> Short task:
Retype the listing that follows, exactly as written.

> Raw data:
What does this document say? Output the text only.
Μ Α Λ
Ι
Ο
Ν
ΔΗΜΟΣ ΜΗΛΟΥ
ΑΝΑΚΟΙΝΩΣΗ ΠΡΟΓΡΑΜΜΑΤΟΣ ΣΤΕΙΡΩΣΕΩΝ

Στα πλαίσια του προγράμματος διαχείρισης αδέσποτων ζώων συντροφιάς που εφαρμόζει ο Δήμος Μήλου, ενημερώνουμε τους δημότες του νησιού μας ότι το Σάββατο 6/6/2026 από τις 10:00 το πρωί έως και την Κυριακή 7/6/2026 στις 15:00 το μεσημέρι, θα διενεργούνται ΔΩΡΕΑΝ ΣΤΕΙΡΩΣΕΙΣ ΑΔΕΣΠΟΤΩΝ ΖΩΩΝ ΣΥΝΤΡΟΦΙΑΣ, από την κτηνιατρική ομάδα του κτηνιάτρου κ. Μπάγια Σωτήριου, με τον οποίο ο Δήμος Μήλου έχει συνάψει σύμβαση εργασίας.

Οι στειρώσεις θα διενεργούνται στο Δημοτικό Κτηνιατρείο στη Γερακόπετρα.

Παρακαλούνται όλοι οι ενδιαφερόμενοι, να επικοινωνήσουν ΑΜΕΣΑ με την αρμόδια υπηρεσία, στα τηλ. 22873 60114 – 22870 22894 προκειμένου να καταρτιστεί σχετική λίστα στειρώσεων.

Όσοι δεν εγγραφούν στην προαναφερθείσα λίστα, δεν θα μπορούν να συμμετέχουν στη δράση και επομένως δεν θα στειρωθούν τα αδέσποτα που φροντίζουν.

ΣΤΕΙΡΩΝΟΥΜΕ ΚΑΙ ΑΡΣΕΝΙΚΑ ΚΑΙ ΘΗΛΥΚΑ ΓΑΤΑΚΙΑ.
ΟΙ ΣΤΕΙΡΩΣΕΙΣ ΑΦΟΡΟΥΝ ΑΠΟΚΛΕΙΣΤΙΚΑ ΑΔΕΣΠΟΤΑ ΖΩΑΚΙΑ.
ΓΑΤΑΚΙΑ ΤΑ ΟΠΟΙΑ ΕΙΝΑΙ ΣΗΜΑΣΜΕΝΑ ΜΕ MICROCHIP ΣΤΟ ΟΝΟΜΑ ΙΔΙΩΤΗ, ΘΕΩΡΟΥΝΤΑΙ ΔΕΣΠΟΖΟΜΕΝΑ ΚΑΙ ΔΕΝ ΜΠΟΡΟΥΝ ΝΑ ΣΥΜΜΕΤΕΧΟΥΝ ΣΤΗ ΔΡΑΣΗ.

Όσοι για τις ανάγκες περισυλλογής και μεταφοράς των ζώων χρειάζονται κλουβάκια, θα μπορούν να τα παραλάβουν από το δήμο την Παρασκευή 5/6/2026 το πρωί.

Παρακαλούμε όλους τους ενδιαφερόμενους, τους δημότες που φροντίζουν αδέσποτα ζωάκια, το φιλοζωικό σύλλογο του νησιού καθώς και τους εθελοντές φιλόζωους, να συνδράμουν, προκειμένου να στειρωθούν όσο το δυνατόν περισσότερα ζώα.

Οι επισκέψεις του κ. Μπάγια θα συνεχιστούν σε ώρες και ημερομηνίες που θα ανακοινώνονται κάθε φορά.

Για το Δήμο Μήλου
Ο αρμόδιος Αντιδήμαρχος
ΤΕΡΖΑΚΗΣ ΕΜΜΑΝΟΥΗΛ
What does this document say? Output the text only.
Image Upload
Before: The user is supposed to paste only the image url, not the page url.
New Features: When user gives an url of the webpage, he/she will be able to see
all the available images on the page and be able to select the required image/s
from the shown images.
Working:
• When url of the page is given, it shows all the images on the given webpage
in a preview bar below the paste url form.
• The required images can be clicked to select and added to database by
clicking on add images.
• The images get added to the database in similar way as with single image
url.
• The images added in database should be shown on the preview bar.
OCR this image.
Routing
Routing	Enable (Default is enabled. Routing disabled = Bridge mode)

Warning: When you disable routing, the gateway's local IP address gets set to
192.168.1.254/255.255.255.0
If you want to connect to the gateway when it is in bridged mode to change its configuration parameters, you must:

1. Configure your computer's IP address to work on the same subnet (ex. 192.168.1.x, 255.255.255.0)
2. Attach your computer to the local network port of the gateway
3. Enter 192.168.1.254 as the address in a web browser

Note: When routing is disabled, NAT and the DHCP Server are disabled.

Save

> Reply:
What does this document say? Output the text only.
Μ Α Λ
Ι
Ο
Ν
ΔΗΜΟΣ ΜΗΛΟΥ
ΑΝΑΚΟΙΝΩΣΗ ΠΡΟΓΡΑΜΜΑΤΟΣ ΣΤΕΙΡΩΣΕΩΝ

Στα πλαίσια του προγράμματος διαχείρισης αδέσποτων ζώων συντροφιάς που εφαρμόζει ο Δήμος Μήλου, ενημερώνουμε τους δημότες του νησιού μας ότι το Σάββατο 6/6/2026 από τις 10:00 το πρωί έως και την Κυριακή 7/6/2026 στις 15:00 το μεσημέρι, θα διενεργούνται ΔΩΡΕΑΝ ΣΤΕΙΡΩΣΕΙΣ ΑΔΕΣΠΟΤΩΝ ΖΩΩΝ ΣΥΝΤΡΟΦΙΑΣ, από την κτηνιατρική ομάδα του κτηνιάτρου κ. Μπάγια Σωτήριου, με τον οποίο ο Δήμος Μήλου έχει συνάψει σύμβαση εργασίας.

Οι στειρώσεις θα διενεργούνται στο Δημοτικό Κτηνιατρείο στη Γερακόπετρα.

Παρακαλούνται όλοι οι ενδιαφερόμενοι, να επικοινωνήσουν ΑΜΕΣΑ με την αρμόδια υπηρεσία, στα τηλ. 22873 60114 – 22870 22894 προκειμένου να καταρτιστεί σχετική λίστα στειρώσεων.

Όσοι δεν εγγραφούν στην προαναφερθείσα λίστα, δεν θα μπορούν να συμμετέχουν στη δράση και επομένως δεν θα στειρωθούν τα αδέσποτα που φροντίζουν.

ΣΤΕΙΡΩΝΟΥΜΕ ΚΑΙ ΑΡΣΕΝΙΚΑ ΚΑΙ ΘΗΛΥΚΑ ΓΑΤΑΚΙΑ.
ΟΙ ΣΤΕΙΡΩΣΕΙΣ ΑΦΟΡΟΥΝ ΑΠΟΚΛΕΙΣΤΙΚΑ ΑΔΕΣΠΟΤΑ ΖΩΑΚΙΑ.
ΓΑΤΑΚΙΑ ΤΑ ΟΠΟΙΑ ΕΙΝΑΙ ΣΗΜΑΣΜΕΝΑ ΜΕ MICROCHIP ΣΤΟ ΟΝΟΜΑ ΙΔΙΩΤΗ, ΘΕΩΡΟΥΝΤΑΙ ΔΕΣΠΟΖΟΜΕΝΑ ΚΑΙ ΔΕΝ ΜΠΟΡΟΥΝ ΝΑ ΣΥΜΜΕΤΕΧΟΥΝ ΣΤΗ ΔΡΑΣΗ.

Όσοι για τις ανάγκες περισυλλογής και μεταφοράς των ζώων χρειάζονται κλουβάκια, θα μπορούν να τα παραλάβουν από το δήμο την Παρασκευή 5/6/2026 το πρωί.

Παρακαλούμε όλους τους ενδιαφερόμενους, τους δημότες που φροντίζουν αδέσποτα ζωάκια, το φιλοζωικό σύλλογο του νησιού καθώς και τους εθελοντές φιλόζωους, να συνδράμουν, προκειμένου να στειρωθούν όσο το δυνατόν περισσότερα ζώα.

Οι επισκέψεις του κ. Μπάγια θα συνεχιστούν σε ώρες και ημερομηνίες που θα ανακοινώνονται κάθε φορά.

Για το Δήμο Μήλου
Ο αρμόδιος Αντιδήμαρχος
ΤΕΡΖΑΚΗΣ ΕΜΜΑΝΟΥΗΛ
What does this document say? Output the text only.
Image Upload
Before: The user is supposed to paste only the image url, not the page url.
New Features: When user gives an url of the webpage, he/she will be able to see
all the available images on the page and be able to select the required image/s
from the shown images.
Working:
• When url of the page is given, it shows all the images on the given webpage
in a preview bar below the paste url form.
• The required images can be clicked to select and added to database by
clicking on add images.
• The images get added to the database in similar way as with single image
url.
• The images added in database should be shown on the preview bar.
OCR this image.
Routing
Routing	Enable (Default is enabled. Routing disabled = Bridge mode)

Warning: When you disable routing, the gateway's local IP address gets set to
192.168.1.254/255.255.255.0
If you want to connect to the gateway when it is in bridged mode to change its configuration parameters, you must:

1. Configure your computer's IP address to work on the same subnet (ex. 192.168.1.x, 255.255.255.0)
2. Attach your computer to the local network port of the gateway
3. Enter 192.168.1.254 as the address in a web browser

Note: When routing is disabled, NAT and the DHCP Server are disabled.

Save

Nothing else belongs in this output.